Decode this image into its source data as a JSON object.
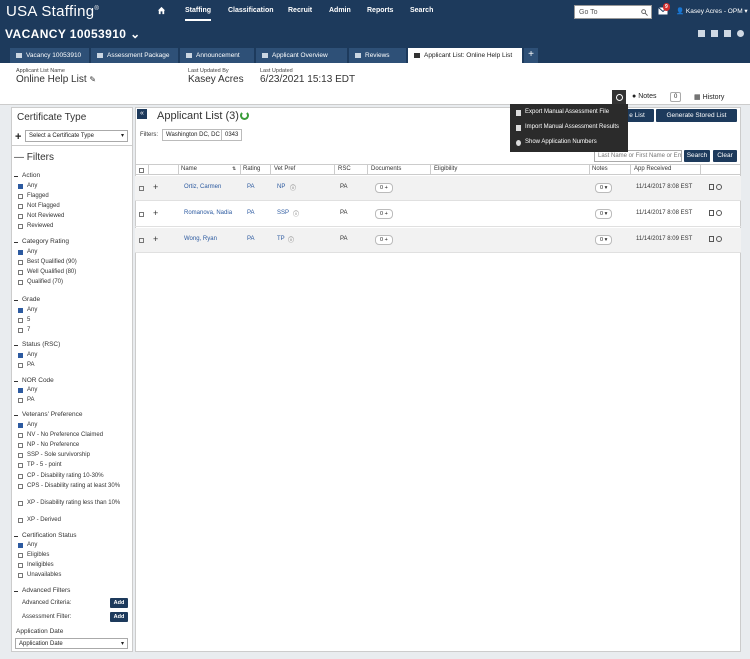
{
  "app": {
    "logo": "USA Staffing",
    "nav": [
      "Staffing",
      "Classification",
      "Recruit",
      "Admin",
      "Reports",
      "Search"
    ],
    "nav_active": "Staffing",
    "goto_placeholder": "Go To",
    "mail_count": "9",
    "user": "Kasey Acres - OPM"
  },
  "vacancy": {
    "title": "VACANCY 10053910"
  },
  "tabs": [
    "Vacancy 10053910",
    "Assessment Package",
    "Announcement",
    "Applicant Overview",
    "Reviews",
    "Applicant List: Online Help List"
  ],
  "info": {
    "name_label": "Applicant List Name",
    "name_value": "Online Help List",
    "updated_by_label": "Last Updated By",
    "updated_by_value": "Kasey Acres",
    "updated_label": "Last Updated",
    "updated_value": "6/23/2021 15:13 EDT"
  },
  "actions": {
    "notes": "Notes",
    "notes_count": "0",
    "history": "History"
  },
  "gear_menu": [
    "Export Manual Assessment File",
    "Import Manual Assessment Results",
    "Show Application Numbers"
  ],
  "sidebar": {
    "cert_type_title": "Certificate Type",
    "cert_select": "Select a Certificate Type",
    "filters_title": "Filters",
    "action_title": "Action",
    "action": [
      "Any",
      "Flagged",
      "Not Flagged",
      "Not Reviewed",
      "Reviewed"
    ],
    "category_title": "Category Rating",
    "category": [
      "Any",
      "Best Qualified (90)",
      "Well Qualified (80)",
      "Qualified (70)"
    ],
    "grade_title": "Grade",
    "grade": [
      "Any",
      "5",
      "7"
    ],
    "status_title": "Status (RSC)",
    "status": [
      "Any",
      "PA"
    ],
    "nor_title": "NOR Code",
    "nor": [
      "Any",
      "PA"
    ],
    "vet_title": "Veterans' Preference",
    "vet": [
      "Any",
      "NV - No Preference Claimed",
      "NP - No Preference",
      "SSP - Sole survivorship",
      "TP - 5 - point",
      "CP - Disability rating 10-30%",
      "CPS - Disability rating at least 30%",
      "XP - Disability rating less than 10%",
      "XP - Derived"
    ],
    "cert_status_title": "Certification Status",
    "cert_status": [
      "Any",
      "Eligibles",
      "Ineligibles",
      "Unavailables"
    ],
    "advanced_title": "Advanced Filters",
    "advanced_criteria": "Advanced Criteria:",
    "assessment_filter": "Assessment Filter:",
    "add": "Add",
    "app_date_title": "Application Date",
    "app_date_select": "Application Date"
  },
  "main": {
    "title": "Applicant List (3)",
    "btn_list": "e List",
    "btn_stored": "Generate Stored List",
    "filters_label": "Filters:",
    "chips": [
      "Washington DC, DC",
      "0343"
    ],
    "search_placeholder": "Last Name or First Name or Em",
    "search_btn": "Search",
    "clear_btn": "Clear",
    "columns": [
      "Name",
      "Rating",
      "Vet Pref",
      "RSC",
      "Documents",
      "Eligibility",
      "Notes",
      "App Received"
    ],
    "rows": [
      {
        "name": "Ortiz, Carmen",
        "rating": "PA",
        "vet": "NP",
        "rsc": "PA",
        "docs": "0",
        "notes": "0",
        "received": "11/14/2017 8:08 EST"
      },
      {
        "name": "Romanova, Nadia",
        "rating": "PA",
        "vet": "SSP",
        "rsc": "PA",
        "docs": "0",
        "notes": "0",
        "received": "11/14/2017 8:08 EST"
      },
      {
        "name": "Wong, Ryan",
        "rating": "PA",
        "vet": "TP",
        "rsc": "PA",
        "docs": "0",
        "notes": "0",
        "received": "11/14/2017 8:09 EST"
      }
    ]
  }
}
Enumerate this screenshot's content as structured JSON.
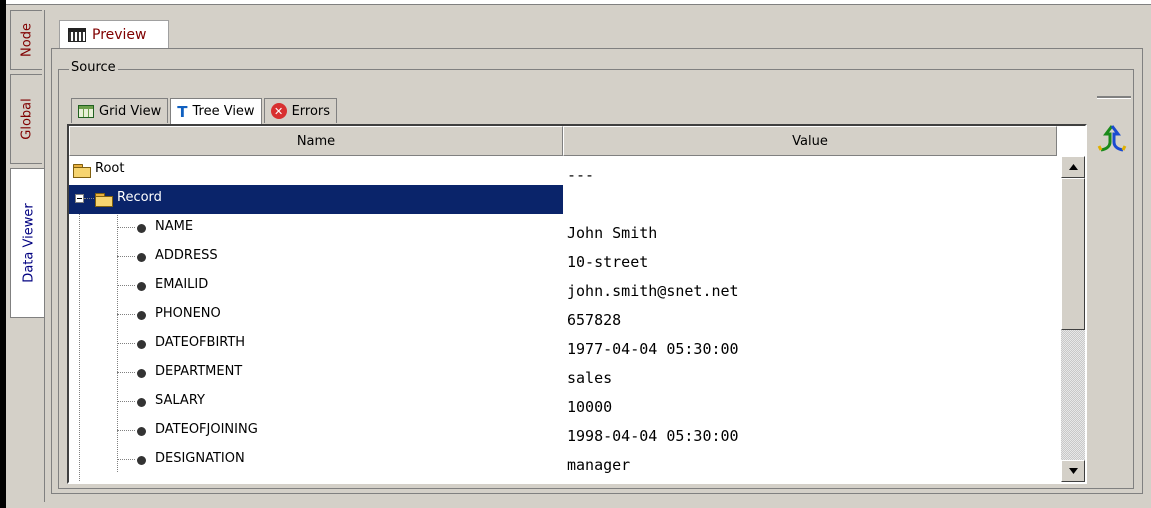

**CHALLENGE:** Identify every line above with the string "Online" in it. Copy those lines.

**CORRECT ANSWER:**
    "Applicant List: Online Help List"
    "name_value": "Online Help List",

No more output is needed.